__GOAL__. Collect each line of the entries below that contains the string "magnifier", matching case exactly.

⟨

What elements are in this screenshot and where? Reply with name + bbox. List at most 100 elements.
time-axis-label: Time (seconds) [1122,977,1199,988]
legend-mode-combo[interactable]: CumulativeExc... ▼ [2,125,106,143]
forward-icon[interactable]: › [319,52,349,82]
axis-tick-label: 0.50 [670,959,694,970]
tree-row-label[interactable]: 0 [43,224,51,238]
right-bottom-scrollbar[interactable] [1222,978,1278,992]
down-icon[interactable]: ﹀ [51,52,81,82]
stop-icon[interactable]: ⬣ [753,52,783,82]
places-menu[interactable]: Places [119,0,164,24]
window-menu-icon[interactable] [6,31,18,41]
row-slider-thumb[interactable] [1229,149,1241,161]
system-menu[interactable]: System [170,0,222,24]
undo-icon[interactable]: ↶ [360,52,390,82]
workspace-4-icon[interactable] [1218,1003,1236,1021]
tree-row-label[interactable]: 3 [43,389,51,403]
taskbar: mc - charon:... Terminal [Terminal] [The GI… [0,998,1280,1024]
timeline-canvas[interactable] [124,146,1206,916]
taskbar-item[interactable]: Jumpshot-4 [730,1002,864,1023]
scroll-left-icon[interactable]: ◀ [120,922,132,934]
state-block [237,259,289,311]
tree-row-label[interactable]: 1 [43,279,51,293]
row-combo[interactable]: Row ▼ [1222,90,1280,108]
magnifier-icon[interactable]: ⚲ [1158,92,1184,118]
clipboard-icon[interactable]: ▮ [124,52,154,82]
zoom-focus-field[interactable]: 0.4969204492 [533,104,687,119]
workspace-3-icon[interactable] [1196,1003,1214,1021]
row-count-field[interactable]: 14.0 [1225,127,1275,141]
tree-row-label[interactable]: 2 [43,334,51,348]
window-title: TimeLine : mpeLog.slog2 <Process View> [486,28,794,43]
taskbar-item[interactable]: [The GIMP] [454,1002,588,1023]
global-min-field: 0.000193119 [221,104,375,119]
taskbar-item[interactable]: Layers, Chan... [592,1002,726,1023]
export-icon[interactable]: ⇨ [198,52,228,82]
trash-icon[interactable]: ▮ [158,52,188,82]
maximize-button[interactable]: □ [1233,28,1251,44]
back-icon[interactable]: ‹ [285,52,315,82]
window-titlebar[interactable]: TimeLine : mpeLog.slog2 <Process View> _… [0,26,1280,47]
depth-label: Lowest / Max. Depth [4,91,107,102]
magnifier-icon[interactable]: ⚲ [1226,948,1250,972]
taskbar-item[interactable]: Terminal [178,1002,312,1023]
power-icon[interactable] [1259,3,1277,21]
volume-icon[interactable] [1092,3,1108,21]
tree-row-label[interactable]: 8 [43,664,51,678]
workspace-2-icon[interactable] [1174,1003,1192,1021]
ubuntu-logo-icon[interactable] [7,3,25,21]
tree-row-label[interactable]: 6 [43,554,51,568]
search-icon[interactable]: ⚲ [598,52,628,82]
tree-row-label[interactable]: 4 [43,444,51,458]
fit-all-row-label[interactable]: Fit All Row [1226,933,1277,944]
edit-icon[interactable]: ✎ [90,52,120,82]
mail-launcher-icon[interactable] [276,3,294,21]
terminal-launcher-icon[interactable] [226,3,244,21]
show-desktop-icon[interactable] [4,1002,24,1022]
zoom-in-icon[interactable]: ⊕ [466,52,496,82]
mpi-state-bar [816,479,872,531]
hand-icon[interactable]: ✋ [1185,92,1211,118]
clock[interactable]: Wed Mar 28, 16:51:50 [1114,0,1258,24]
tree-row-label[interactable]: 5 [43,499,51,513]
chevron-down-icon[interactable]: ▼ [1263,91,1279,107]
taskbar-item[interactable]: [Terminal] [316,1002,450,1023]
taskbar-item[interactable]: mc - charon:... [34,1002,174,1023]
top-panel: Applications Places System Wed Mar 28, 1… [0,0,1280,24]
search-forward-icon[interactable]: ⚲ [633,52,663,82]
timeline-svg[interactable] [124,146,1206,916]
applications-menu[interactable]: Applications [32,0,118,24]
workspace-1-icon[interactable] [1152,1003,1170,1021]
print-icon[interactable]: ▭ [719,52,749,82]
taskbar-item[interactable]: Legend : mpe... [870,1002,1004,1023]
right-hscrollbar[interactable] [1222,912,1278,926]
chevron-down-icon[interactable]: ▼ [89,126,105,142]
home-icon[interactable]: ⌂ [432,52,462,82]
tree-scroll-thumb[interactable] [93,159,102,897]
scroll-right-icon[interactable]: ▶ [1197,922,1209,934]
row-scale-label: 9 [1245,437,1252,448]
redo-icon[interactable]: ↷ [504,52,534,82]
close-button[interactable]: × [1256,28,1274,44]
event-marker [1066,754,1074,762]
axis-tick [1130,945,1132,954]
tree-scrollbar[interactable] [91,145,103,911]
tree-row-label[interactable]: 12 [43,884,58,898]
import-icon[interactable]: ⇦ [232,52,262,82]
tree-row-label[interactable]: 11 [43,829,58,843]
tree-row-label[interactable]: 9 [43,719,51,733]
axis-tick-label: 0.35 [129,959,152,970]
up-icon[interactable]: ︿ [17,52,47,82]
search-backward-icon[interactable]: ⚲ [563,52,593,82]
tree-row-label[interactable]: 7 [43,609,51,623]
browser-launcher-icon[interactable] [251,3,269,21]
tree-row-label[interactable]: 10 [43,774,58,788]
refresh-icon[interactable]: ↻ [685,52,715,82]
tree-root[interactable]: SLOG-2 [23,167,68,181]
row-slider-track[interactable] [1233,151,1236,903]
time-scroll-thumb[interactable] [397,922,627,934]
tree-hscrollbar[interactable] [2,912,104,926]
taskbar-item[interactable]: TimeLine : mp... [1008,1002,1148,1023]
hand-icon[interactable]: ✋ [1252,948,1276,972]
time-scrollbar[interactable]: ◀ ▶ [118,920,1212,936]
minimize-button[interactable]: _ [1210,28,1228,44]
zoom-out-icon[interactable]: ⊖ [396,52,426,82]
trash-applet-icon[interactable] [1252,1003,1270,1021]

⟩

__TASK RESPONSE__.
magnifier-icon[interactable]: ⚲ [1158,92,1184,118]
magnifier-icon[interactable]: ⚲ [1226,948,1250,972]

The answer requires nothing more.